◆ SUPPLIED DATA

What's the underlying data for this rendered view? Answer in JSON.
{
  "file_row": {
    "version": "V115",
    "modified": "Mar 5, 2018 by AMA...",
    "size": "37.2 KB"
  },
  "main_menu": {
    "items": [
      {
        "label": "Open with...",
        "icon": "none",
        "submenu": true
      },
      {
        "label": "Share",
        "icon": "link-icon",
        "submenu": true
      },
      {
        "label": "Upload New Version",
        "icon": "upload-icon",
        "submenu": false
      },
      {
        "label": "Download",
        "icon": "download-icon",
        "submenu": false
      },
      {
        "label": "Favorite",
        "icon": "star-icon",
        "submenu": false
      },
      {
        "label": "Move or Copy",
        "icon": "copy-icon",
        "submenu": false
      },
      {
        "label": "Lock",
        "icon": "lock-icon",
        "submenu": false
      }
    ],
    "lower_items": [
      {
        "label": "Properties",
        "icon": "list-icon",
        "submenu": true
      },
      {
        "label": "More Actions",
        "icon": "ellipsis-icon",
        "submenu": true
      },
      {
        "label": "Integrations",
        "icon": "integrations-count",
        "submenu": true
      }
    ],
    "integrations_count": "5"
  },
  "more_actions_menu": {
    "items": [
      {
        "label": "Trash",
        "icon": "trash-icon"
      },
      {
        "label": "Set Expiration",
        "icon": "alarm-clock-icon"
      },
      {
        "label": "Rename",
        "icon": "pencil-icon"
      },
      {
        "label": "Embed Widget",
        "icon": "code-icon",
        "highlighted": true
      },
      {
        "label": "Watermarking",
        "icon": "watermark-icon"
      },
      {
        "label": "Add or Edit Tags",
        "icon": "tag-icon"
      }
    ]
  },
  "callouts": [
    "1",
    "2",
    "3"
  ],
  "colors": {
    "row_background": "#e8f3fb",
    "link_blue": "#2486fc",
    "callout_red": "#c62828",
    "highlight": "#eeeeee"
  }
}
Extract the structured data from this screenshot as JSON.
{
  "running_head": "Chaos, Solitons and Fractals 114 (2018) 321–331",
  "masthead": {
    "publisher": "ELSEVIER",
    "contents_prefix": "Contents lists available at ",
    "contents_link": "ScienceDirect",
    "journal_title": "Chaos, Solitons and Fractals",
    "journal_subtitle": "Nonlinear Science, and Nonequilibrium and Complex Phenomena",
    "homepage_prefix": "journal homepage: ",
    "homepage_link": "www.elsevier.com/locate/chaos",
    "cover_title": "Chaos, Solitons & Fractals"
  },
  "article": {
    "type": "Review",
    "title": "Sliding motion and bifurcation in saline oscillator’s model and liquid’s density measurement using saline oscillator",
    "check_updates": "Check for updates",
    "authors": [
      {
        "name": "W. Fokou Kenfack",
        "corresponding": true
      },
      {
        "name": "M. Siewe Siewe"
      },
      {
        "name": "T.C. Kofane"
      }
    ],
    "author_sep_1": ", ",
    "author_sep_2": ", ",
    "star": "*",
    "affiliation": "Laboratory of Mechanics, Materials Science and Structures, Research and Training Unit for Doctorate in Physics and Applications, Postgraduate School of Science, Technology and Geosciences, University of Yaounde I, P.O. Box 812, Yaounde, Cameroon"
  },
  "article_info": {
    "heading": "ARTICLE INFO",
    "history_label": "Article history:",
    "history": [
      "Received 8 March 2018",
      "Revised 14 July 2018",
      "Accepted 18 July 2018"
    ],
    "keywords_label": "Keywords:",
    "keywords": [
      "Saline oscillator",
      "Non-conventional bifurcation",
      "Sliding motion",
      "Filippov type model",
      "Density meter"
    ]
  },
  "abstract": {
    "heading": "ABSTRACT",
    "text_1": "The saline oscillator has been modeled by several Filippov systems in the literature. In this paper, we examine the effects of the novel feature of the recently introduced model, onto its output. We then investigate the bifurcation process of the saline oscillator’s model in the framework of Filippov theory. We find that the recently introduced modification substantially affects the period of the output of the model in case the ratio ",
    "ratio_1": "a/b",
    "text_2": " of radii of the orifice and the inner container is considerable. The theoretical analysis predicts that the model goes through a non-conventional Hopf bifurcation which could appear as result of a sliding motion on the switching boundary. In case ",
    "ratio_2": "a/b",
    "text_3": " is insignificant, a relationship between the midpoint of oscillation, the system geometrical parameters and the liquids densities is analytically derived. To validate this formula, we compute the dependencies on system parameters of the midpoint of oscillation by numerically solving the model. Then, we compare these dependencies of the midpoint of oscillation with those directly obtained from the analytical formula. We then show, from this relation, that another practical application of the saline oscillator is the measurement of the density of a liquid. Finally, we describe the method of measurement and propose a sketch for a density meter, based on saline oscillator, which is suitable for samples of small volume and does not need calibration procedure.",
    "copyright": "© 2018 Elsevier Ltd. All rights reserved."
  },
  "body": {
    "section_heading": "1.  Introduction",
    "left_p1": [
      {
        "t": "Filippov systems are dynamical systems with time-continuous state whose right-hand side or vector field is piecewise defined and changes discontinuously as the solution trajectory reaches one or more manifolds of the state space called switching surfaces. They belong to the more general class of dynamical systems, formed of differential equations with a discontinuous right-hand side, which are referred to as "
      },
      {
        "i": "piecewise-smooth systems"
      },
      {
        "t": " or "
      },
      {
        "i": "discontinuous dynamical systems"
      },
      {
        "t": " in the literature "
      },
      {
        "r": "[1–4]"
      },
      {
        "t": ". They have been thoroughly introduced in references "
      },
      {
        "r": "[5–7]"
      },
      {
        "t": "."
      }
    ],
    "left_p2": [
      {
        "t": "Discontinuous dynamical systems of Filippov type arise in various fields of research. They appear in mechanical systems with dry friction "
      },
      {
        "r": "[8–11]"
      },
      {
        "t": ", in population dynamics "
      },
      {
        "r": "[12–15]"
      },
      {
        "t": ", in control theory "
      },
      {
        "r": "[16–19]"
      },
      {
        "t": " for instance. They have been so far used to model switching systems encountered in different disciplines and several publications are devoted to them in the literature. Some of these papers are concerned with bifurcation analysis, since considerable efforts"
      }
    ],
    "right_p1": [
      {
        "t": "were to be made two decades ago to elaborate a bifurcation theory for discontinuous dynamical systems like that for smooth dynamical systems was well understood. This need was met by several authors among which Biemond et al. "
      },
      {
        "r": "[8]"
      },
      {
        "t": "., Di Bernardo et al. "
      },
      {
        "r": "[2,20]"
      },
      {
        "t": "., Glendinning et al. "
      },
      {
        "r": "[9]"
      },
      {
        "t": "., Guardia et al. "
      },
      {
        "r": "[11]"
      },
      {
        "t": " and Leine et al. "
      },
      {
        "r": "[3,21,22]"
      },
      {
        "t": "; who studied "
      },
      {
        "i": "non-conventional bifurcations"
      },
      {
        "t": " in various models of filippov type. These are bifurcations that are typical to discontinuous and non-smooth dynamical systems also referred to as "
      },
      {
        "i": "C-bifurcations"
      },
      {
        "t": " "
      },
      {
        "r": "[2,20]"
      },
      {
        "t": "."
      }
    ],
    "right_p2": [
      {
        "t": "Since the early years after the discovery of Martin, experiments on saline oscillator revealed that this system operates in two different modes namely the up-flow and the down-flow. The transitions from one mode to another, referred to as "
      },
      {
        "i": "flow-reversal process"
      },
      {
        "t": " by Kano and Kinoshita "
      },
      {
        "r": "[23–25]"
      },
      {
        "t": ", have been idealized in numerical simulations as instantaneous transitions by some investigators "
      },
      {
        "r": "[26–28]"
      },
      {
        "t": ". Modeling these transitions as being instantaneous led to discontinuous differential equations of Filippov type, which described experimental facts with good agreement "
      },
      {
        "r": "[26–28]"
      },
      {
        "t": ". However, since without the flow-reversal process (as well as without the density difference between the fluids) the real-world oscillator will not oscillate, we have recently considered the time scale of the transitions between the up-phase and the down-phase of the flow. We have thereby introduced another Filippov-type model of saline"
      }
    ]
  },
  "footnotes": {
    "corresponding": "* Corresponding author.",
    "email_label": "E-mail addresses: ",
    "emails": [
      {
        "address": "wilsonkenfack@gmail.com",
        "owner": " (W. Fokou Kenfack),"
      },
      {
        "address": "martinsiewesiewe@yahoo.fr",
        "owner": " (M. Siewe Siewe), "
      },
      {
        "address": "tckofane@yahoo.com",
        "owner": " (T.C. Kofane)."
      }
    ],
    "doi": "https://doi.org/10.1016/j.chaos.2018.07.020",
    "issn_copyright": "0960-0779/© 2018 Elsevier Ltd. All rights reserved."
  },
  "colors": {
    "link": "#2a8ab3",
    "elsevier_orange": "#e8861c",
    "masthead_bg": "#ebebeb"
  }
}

◆ STATED TASK
Search the entries for "recently" and copy out each line that has it.

◆ RESPONSE TO THE EXERCISE
    "text_1": "The saline oscillator has been modeled by several Filippov systems in the literature. In this paper, we examine the effects of the novel feature of the recently introduced model, onto its output. We then investigate the bifurcation process of the saline oscillator’s model in the framework of Filippov theory. We find that the recently introduced modification substantially affects the period of the output of the model in case the ratio ",
        "t": ". However, since without the flow-reversal process (as well as without the density difference between the fluids) the real-world oscillator will not oscillate, we have recently considered the time scale of the transitions between the up-phase and the down-phase of the flow. We have thereby introduced another Filippov-type model of saline"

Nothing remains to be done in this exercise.